→ SHORT EXERCISE: Pictures aside, quote the whole listing exactly.

→ ITEMS:

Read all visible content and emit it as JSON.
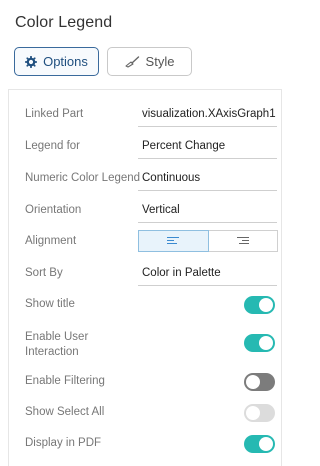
{
  "panel": {
    "title": "Color Legend"
  },
  "tabs": {
    "options_label": "Options",
    "style_label": "Style"
  },
  "fields": {
    "linked_part": {
      "label": "Linked Part",
      "value": "visualization.XAxisGraph1"
    },
    "legend_for": {
      "label": "Legend for",
      "value": "Percent Change"
    },
    "numeric_color_legend": {
      "label": "Numeric Color Legend",
      "value": "Continuous"
    },
    "orientation": {
      "label": "Orientation",
      "value": "Vertical"
    },
    "alignment": {
      "label": "Alignment",
      "selected": "left"
    },
    "sort_by": {
      "label": "Sort By",
      "value": "Color in Palette"
    }
  },
  "toggles": {
    "show_title": {
      "label": "Show title",
      "on": true
    },
    "enable_user_interaction": {
      "label_line1": "Enable User",
      "label_line2": "Interaction",
      "on": true
    },
    "enable_filtering": {
      "label": "Enable Filtering",
      "on": false
    },
    "show_select_all": {
      "label": "Show Select All",
      "on": false,
      "disabled": true
    },
    "display_in_pdf": {
      "label": "Display in PDF",
      "on": true
    }
  },
  "colors": {
    "accent": "#26b9b2",
    "tab_active_border": "#3a6a9c",
    "align_active": "#3a8ad0"
  }
}
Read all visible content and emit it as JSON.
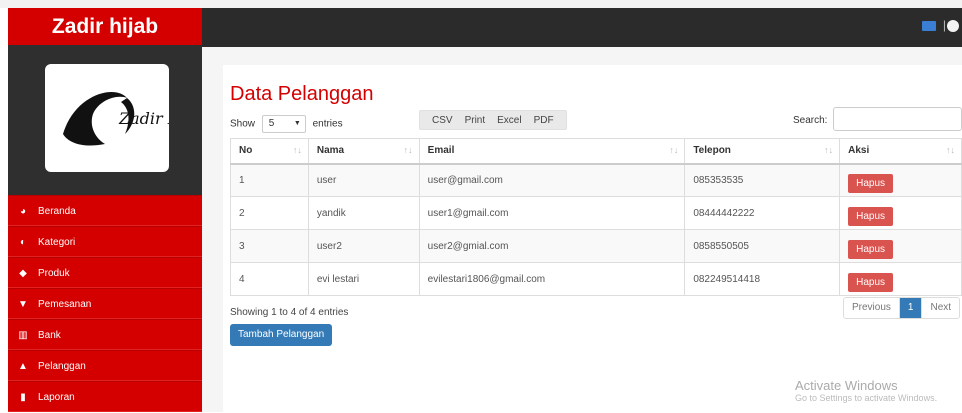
{
  "brand": "Zadir hijab",
  "logo": {
    "text": "Zadir Hijab collection"
  },
  "sidebar": {
    "items": [
      {
        "label": "Beranda",
        "icon": "dashboard-icon"
      },
      {
        "label": "Kategori",
        "icon": "tag-icon"
      },
      {
        "label": "Produk",
        "icon": "product-icon"
      },
      {
        "label": "Pemesanan",
        "icon": "cart-icon"
      },
      {
        "label": "Bank",
        "icon": "bank-icon"
      },
      {
        "label": "Pelanggan",
        "icon": "user-icon"
      },
      {
        "label": "Laporan",
        "icon": "file-icon"
      }
    ]
  },
  "topbar": {
    "separator": "|"
  },
  "page": {
    "title": "Data Pelanggan",
    "show_label": "Show",
    "show_value": "5",
    "entries_label": "entries",
    "export_buttons": [
      "CSV",
      "Print",
      "Excel",
      "PDF"
    ],
    "search_label": "Search:",
    "search_value": ""
  },
  "table": {
    "headers": [
      "No",
      "Nama",
      "Email",
      "Telepon",
      "Aksi"
    ],
    "rows": [
      {
        "no": "1",
        "nama": "user",
        "email": "user@gmail.com",
        "telepon": "085353535",
        "aksi": "Hapus"
      },
      {
        "no": "2",
        "nama": "yandik",
        "email": "user1@gmail.com",
        "telepon": "08444442222",
        "aksi": "Hapus"
      },
      {
        "no": "3",
        "nama": "user2",
        "email": "user2@gmial.com",
        "telepon": "0858550505",
        "aksi": "Hapus"
      },
      {
        "no": "4",
        "nama": "evi lestari",
        "email": "evilestari1806@gmail.com",
        "telepon": "082249514418",
        "aksi": "Hapus"
      }
    ]
  },
  "footer": {
    "info": "Showing 1 to 4 of 4 entries",
    "previous": "Previous",
    "page": "1",
    "next": "Next",
    "add_button": "Tambah Pelanggan"
  },
  "watermark": {
    "line1": "Activate Windows",
    "line2": "Go to Settings to activate Windows."
  },
  "colors": {
    "accent": "#d40000",
    "primary": "#337ab7",
    "danger": "#d9534f",
    "dark": "#2b2b2b"
  }
}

→ TASK SOLUTION:
Read all visible content and emit it as JSON.
{
  "panel": {
    "title": "Color Legend"
  },
  "tabs": {
    "options_label": "Options",
    "style_label": "Style"
  },
  "fields": {
    "linked_part": {
      "label": "Linked Part",
      "value": "visualization.XAxisGraph1"
    },
    "legend_for": {
      "label": "Legend for",
      "value": "Percent Change"
    },
    "numeric_color_legend": {
      "label": "Numeric Color Legend",
      "value": "Continuous"
    },
    "orientation": {
      "label": "Orientation",
      "value": "Vertical"
    },
    "alignment": {
      "label": "Alignment",
      "selected": "left"
    },
    "sort_by": {
      "label": "Sort By",
      "value": "Color in Palette"
    }
  },
  "toggles": {
    "show_title": {
      "label": "Show title",
      "on": true
    },
    "enable_user_interaction": {
      "label_line1": "Enable User",
      "label_line2": "Interaction",
      "on": true
    },
    "enable_filtering": {
      "label": "Enable Filtering",
      "on": false
    },
    "show_select_all": {
      "label": "Show Select All",
      "on": false,
      "disabled": true
    },
    "display_in_pdf": {
      "label": "Display in PDF",
      "on": true
    }
  },
  "colors": {
    "accent": "#26b9b2",
    "tab_active_border": "#3a6a9c",
    "align_active": "#3a8ad0"
  }
}
Read all visible content and emit it as JSON.
{
  "brand": "Zadir hijab",
  "logo": {
    "text": "Zadir Hijab collection"
  },
  "sidebar": {
    "items": [
      {
        "label": "Beranda",
        "icon": "dashboard-icon"
      },
      {
        "label": "Kategori",
        "icon": "tag-icon"
      },
      {
        "label": "Produk",
        "icon": "product-icon"
      },
      {
        "label": "Pemesanan",
        "icon": "cart-icon"
      },
      {
        "label": "Bank",
        "icon": "bank-icon"
      },
      {
        "label": "Pelanggan",
        "icon": "user-icon"
      },
      {
        "label": "Laporan",
        "icon": "file-icon"
      }
    ]
  },
  "topbar": {
    "separator": "|"
  },
  "page": {
    "title": "Data Pelanggan",
    "show_label": "Show",
    "show_value": "5",
    "entries_label": "entries",
    "export_buttons": [
      "CSV",
      "Print",
      "Excel",
      "PDF"
    ],
    "search_label": "Search:",
    "search_value": ""
  },
  "table": {
    "headers": [
      "No",
      "Nama",
      "Email",
      "Telepon",
      "Aksi"
    ],
    "rows": [
      {
        "no": "1",
        "nama": "user",
        "email": "user@gmail.com",
        "telepon": "085353535",
        "aksi": "Hapus"
      },
      {
        "no": "2",
        "nama": "yandik",
        "email": "user1@gmail.com",
        "telepon": "08444442222",
        "aksi": "Hapus"
      },
      {
        "no": "3",
        "nama": "user2",
        "email": "user2@gmial.com",
        "telepon": "0858550505",
        "aksi": "Hapus"
      },
      {
        "no": "4",
        "nama": "evi lestari",
        "email": "evilestari1806@gmail.com",
        "telepon": "082249514418",
        "aksi": "Hapus"
      }
    ]
  },
  "footer": {
    "info": "Showing 1 to 4 of 4 entries",
    "previous": "Previous",
    "page": "1",
    "next": "Next",
    "add_button": "Tambah Pelanggan"
  },
  "watermark": {
    "line1": "Activate Windows",
    "line2": "Go to Settings to activate Windows."
  },
  "colors": {
    "accent": "#d40000",
    "primary": "#337ab7",
    "danger": "#d9534f",
    "dark": "#2b2b2b"
  }
}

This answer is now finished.